## [Challenge]
Write out each line of the listing as it stands, without the images.
[Start of Provided records]
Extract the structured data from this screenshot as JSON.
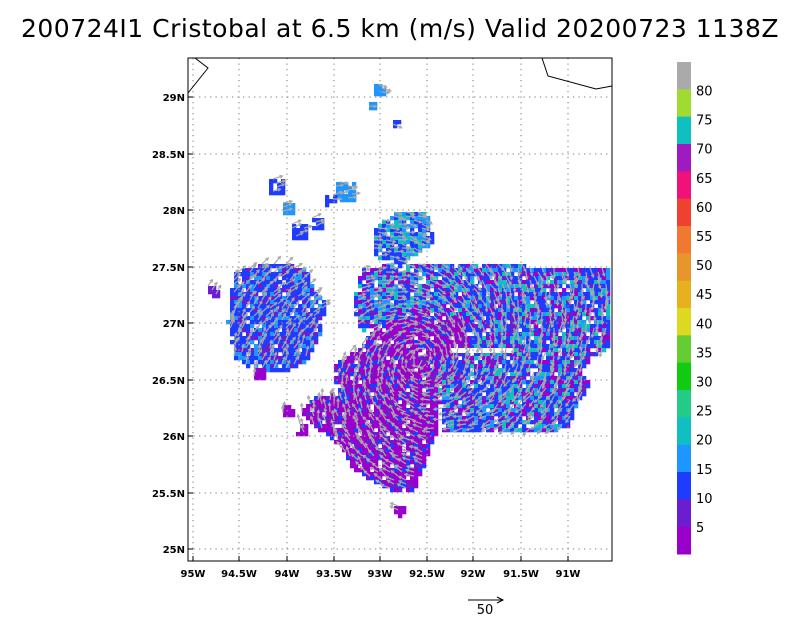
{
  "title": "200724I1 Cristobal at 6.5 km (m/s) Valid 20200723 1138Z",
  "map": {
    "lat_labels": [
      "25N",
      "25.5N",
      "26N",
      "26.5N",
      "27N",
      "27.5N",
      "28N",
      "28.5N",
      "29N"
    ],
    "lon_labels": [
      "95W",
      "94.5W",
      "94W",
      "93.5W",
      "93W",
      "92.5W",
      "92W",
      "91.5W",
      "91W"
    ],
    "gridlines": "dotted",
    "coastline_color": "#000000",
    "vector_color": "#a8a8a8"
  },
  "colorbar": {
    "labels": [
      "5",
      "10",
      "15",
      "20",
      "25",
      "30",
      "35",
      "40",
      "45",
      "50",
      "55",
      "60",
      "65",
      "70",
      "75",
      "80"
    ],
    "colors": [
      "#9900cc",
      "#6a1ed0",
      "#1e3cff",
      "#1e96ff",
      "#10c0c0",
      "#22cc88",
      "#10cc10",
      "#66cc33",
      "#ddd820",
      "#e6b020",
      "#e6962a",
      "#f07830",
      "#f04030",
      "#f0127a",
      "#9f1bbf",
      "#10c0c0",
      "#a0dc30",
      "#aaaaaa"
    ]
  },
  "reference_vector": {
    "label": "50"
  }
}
[End of Provided records]
## [Full output]
Extract the structured data from this screenshot as JSON.
{
  "title": "200724I1 Cristobal at 6.5 km (m/s) Valid 20200723 1138Z",
  "map": {
    "lat_labels": [
      "25N",
      "25.5N",
      "26N",
      "26.5N",
      "27N",
      "27.5N",
      "28N",
      "28.5N",
      "29N"
    ],
    "lon_labels": [
      "95W",
      "94.5W",
      "94W",
      "93.5W",
      "93W",
      "92.5W",
      "92W",
      "91.5W",
      "91W"
    ],
    "gridlines": "dotted",
    "coastline_color": "#000000",
    "vector_color": "#a8a8a8"
  },
  "colorbar": {
    "labels": [
      "5",
      "10",
      "15",
      "20",
      "25",
      "30",
      "35",
      "40",
      "45",
      "50",
      "55",
      "60",
      "65",
      "70",
      "75",
      "80"
    ],
    "colors": [
      "#9900cc",
      "#6a1ed0",
      "#1e3cff",
      "#1e96ff",
      "#10c0c0",
      "#22cc88",
      "#10cc10",
      "#66cc33",
      "#ddd820",
      "#e6b020",
      "#e6962a",
      "#f07830",
      "#f04030",
      "#f0127a",
      "#9f1bbf",
      "#10c0c0",
      "#a0dc30",
      "#aaaaaa"
    ]
  },
  "reference_vector": {
    "label": "50"
  }
}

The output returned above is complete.